Can you give all the records again without altering a single character?

— START OF INFORMATION GIVEN —

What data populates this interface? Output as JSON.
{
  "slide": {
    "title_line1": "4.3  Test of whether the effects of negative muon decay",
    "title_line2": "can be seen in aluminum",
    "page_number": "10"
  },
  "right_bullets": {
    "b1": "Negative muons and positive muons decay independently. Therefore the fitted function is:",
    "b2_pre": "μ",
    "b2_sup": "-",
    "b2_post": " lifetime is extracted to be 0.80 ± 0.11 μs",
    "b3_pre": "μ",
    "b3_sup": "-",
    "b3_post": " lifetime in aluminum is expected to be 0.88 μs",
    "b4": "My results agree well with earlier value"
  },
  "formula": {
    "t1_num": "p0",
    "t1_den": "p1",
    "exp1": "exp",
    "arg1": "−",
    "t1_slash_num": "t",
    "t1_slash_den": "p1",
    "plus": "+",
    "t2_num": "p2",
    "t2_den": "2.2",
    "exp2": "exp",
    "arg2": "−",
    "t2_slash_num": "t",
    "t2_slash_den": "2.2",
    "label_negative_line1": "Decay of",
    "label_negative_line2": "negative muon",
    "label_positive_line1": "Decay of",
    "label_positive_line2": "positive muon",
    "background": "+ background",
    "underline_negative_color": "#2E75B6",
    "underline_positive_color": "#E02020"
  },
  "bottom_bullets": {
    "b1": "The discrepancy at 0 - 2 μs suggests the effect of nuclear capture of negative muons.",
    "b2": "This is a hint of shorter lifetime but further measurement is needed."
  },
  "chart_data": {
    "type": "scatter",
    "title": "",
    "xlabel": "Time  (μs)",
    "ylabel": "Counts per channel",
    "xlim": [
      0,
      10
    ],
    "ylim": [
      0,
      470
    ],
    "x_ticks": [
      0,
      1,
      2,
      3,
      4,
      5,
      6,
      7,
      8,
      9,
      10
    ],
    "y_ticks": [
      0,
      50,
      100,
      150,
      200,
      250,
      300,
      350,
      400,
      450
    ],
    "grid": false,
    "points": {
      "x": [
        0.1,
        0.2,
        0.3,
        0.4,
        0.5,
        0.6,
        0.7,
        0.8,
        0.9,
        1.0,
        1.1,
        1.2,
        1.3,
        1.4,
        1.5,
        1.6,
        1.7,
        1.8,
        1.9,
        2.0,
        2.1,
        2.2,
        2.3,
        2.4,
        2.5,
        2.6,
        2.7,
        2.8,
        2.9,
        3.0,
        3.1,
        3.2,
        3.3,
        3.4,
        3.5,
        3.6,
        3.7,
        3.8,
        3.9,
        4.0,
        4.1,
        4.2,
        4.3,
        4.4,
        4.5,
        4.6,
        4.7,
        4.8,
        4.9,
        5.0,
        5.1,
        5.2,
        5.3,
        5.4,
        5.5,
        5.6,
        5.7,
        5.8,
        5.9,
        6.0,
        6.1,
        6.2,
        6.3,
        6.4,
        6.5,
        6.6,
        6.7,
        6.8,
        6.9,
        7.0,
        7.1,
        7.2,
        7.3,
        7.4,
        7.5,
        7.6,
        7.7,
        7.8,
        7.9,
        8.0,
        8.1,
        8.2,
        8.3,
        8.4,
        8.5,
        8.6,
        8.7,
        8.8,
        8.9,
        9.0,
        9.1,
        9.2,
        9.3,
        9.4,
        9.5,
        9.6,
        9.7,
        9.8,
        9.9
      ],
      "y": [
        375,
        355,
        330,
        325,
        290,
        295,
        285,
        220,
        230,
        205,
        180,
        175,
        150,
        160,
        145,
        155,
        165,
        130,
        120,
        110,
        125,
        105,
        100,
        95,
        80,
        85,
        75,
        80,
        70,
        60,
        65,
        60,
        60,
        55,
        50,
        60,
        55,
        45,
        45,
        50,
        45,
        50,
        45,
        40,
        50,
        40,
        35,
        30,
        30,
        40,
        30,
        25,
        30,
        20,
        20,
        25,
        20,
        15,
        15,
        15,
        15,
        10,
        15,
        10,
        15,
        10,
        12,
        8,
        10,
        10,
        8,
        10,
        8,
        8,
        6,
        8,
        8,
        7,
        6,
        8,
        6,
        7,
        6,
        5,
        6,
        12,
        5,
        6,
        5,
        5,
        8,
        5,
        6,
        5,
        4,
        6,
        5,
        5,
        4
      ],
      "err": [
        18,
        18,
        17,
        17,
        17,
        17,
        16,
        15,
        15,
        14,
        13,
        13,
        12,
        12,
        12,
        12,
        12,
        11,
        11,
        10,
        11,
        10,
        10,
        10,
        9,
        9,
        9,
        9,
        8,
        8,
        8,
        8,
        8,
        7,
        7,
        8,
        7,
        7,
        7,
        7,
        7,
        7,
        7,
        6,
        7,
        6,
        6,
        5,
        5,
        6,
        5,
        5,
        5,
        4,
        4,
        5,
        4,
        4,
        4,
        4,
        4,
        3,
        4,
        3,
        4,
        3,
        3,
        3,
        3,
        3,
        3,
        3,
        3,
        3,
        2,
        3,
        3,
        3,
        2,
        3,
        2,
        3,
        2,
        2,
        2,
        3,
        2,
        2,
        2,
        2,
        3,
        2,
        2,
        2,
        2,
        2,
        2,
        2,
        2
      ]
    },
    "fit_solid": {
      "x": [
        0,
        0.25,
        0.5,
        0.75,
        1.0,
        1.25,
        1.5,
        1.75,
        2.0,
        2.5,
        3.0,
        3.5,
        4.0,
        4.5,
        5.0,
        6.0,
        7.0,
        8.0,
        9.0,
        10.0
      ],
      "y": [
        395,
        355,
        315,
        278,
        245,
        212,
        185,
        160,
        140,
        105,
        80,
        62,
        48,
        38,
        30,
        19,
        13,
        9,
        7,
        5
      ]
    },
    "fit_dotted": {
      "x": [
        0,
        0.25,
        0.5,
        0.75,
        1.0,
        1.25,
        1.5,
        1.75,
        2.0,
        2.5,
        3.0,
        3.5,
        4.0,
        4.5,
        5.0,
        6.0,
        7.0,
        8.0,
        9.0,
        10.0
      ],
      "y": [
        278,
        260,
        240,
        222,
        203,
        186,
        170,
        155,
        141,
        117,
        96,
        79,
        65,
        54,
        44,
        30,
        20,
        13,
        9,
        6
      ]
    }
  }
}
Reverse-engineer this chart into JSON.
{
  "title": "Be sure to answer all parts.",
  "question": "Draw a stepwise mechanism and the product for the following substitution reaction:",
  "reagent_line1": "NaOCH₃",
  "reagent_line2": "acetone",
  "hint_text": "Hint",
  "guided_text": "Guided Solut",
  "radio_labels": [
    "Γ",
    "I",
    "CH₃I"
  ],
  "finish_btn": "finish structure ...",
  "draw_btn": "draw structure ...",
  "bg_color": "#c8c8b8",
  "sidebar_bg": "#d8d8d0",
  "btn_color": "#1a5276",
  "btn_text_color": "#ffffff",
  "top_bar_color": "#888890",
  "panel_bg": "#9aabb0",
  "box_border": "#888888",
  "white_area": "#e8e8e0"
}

— END OF INFORMATION GIVEN —

** OUTPUT OF THE EXERCISE **
What data populates this interface? Output as JSON.
{
  "slide": {
    "title_line1": "4.3  Test of whether the effects of negative muon decay",
    "title_line2": "can be seen in aluminum",
    "page_number": "10"
  },
  "right_bullets": {
    "b1": "Negative muons and positive muons decay independently. Therefore the fitted function is:",
    "b2_pre": "μ",
    "b2_sup": "-",
    "b2_post": " lifetime is extracted to be 0.80 ± 0.11 μs",
    "b3_pre": "μ",
    "b3_sup": "-",
    "b3_post": " lifetime in aluminum is expected to be 0.88 μs",
    "b4": "My results agree well with earlier value"
  },
  "formula": {
    "t1_num": "p0",
    "t1_den": "p1",
    "exp1": "exp",
    "arg1": "−",
    "t1_slash_num": "t",
    "t1_slash_den": "p1",
    "plus": "+",
    "t2_num": "p2",
    "t2_den": "2.2",
    "exp2": "exp",
    "arg2": "−",
    "t2_slash_num": "t",
    "t2_slash_den": "2.2",
    "label_negative_line1": "Decay of",
    "label_negative_line2": "negative muon",
    "label_positive_line1": "Decay of",
    "label_positive_line2": "positive muon",
    "background": "+ background",
    "underline_negative_color": "#2E75B6",
    "underline_positive_color": "#E02020"
  },
  "bottom_bullets": {
    "b1": "The discrepancy at 0 - 2 μs suggests the effect of nuclear capture of negative muons.",
    "b2": "This is a hint of shorter lifetime but further measurement is needed."
  },
  "chart_data": {
    "type": "scatter",
    "title": "",
    "xlabel": "Time  (μs)",
    "ylabel": "Counts per channel",
    "xlim": [
      0,
      10
    ],
    "ylim": [
      0,
      470
    ],
    "x_ticks": [
      0,
      1,
      2,
      3,
      4,
      5,
      6,
      7,
      8,
      9,
      10
    ],
    "y_ticks": [
      0,
      50,
      100,
      150,
      200,
      250,
      300,
      350,
      400,
      450
    ],
    "grid": false,
    "points": {
      "x": [
        0.1,
        0.2,
        0.3,
        0.4,
        0.5,
        0.6,
        0.7,
        0.8,
        0.9,
        1.0,
        1.1,
        1.2,
        1.3,
        1.4,
        1.5,
        1.6,
        1.7,
        1.8,
        1.9,
        2.0,
        2.1,
        2.2,
        2.3,
        2.4,
        2.5,
        2.6,
        2.7,
        2.8,
        2.9,
        3.0,
        3.1,
        3.2,
        3.3,
        3.4,
        3.5,
        3.6,
        3.7,
        3.8,
        3.9,
        4.0,
        4.1,
        4.2,
        4.3,
        4.4,
        4.5,
        4.6,
        4.7,
        4.8,
        4.9,
        5.0,
        5.1,
        5.2,
        5.3,
        5.4,
        5.5,
        5.6,
        5.7,
        5.8,
        5.9,
        6.0,
        6.1,
        6.2,
        6.3,
        6.4,
        6.5,
        6.6,
        6.7,
        6.8,
        6.9,
        7.0,
        7.1,
        7.2,
        7.3,
        7.4,
        7.5,
        7.6,
        7.7,
        7.8,
        7.9,
        8.0,
        8.1,
        8.2,
        8.3,
        8.4,
        8.5,
        8.6,
        8.7,
        8.8,
        8.9,
        9.0,
        9.1,
        9.2,
        9.3,
        9.4,
        9.5,
        9.6,
        9.7,
        9.8,
        9.9
      ],
      "y": [
        375,
        355,
        330,
        325,
        290,
        295,
        285,
        220,
        230,
        205,
        180,
        175,
        150,
        160,
        145,
        155,
        165,
        130,
        120,
        110,
        125,
        105,
        100,
        95,
        80,
        85,
        75,
        80,
        70,
        60,
        65,
        60,
        60,
        55,
        50,
        60,
        55,
        45,
        45,
        50,
        45,
        50,
        45,
        40,
        50,
        40,
        35,
        30,
        30,
        40,
        30,
        25,
        30,
        20,
        20,
        25,
        20,
        15,
        15,
        15,
        15,
        10,
        15,
        10,
        15,
        10,
        12,
        8,
        10,
        10,
        8,
        10,
        8,
        8,
        6,
        8,
        8,
        7,
        6,
        8,
        6,
        7,
        6,
        5,
        6,
        12,
        5,
        6,
        5,
        5,
        8,
        5,
        6,
        5,
        4,
        6,
        5,
        5,
        4
      ],
      "err": [
        18,
        18,
        17,
        17,
        17,
        17,
        16,
        15,
        15,
        14,
        13,
        13,
        12,
        12,
        12,
        12,
        12,
        11,
        11,
        10,
        11,
        10,
        10,
        10,
        9,
        9,
        9,
        9,
        8,
        8,
        8,
        8,
        8,
        7,
        7,
        8,
        7,
        7,
        7,
        7,
        7,
        7,
        7,
        6,
        7,
        6,
        6,
        5,
        5,
        6,
        5,
        5,
        5,
        4,
        4,
        5,
        4,
        4,
        4,
        4,
        4,
        3,
        4,
        3,
        4,
        3,
        3,
        3,
        3,
        3,
        3,
        3,
        3,
        3,
        2,
        3,
        3,
        3,
        2,
        3,
        2,
        3,
        2,
        2,
        2,
        3,
        2,
        2,
        2,
        2,
        3,
        2,
        2,
        2,
        2,
        2,
        2,
        2,
        2
      ]
    },
    "fit_solid": {
      "x": [
        0,
        0.25,
        0.5,
        0.75,
        1.0,
        1.25,
        1.5,
        1.75,
        2.0,
        2.5,
        3.0,
        3.5,
        4.0,
        4.5,
        5.0,
        6.0,
        7.0,
        8.0,
        9.0,
        10.0
      ],
      "y": [
        395,
        355,
        315,
        278,
        245,
        212,
        185,
        160,
        140,
        105,
        80,
        62,
        48,
        38,
        30,
        19,
        13,
        9,
        7,
        5
      ]
    },
    "fit_dotted": {
      "x": [
        0,
        0.25,
        0.5,
        0.75,
        1.0,
        1.25,
        1.5,
        1.75,
        2.0,
        2.5,
        3.0,
        3.5,
        4.0,
        4.5,
        5.0,
        6.0,
        7.0,
        8.0,
        9.0,
        10.0
      ],
      "y": [
        278,
        260,
        240,
        222,
        203,
        186,
        170,
        155,
        141,
        117,
        96,
        79,
        65,
        54,
        44,
        30,
        20,
        13,
        9,
        6
      ]
    }
  }
}
Reverse-engineer this chart into JSON.
{
  "title": "Be sure to answer all parts.",
  "question": "Draw a stepwise mechanism and the product for the following substitution reaction:",
  "reagent_line1": "NaOCH₃",
  "reagent_line2": "acetone",
  "hint_text": "Hint",
  "guided_text": "Guided Solut",
  "radio_labels": [
    "Γ",
    "I",
    "CH₃I"
  ],
  "finish_btn": "finish structure ...",
  "draw_btn": "draw structure ...",
  "bg_color": "#c8c8b8",
  "sidebar_bg": "#d8d8d0",
  "btn_color": "#1a5276",
  "btn_text_color": "#ffffff",
  "top_bar_color": "#888890",
  "panel_bg": "#9aabb0",
  "box_border": "#888888",
  "white_area": "#e8e8e0"
}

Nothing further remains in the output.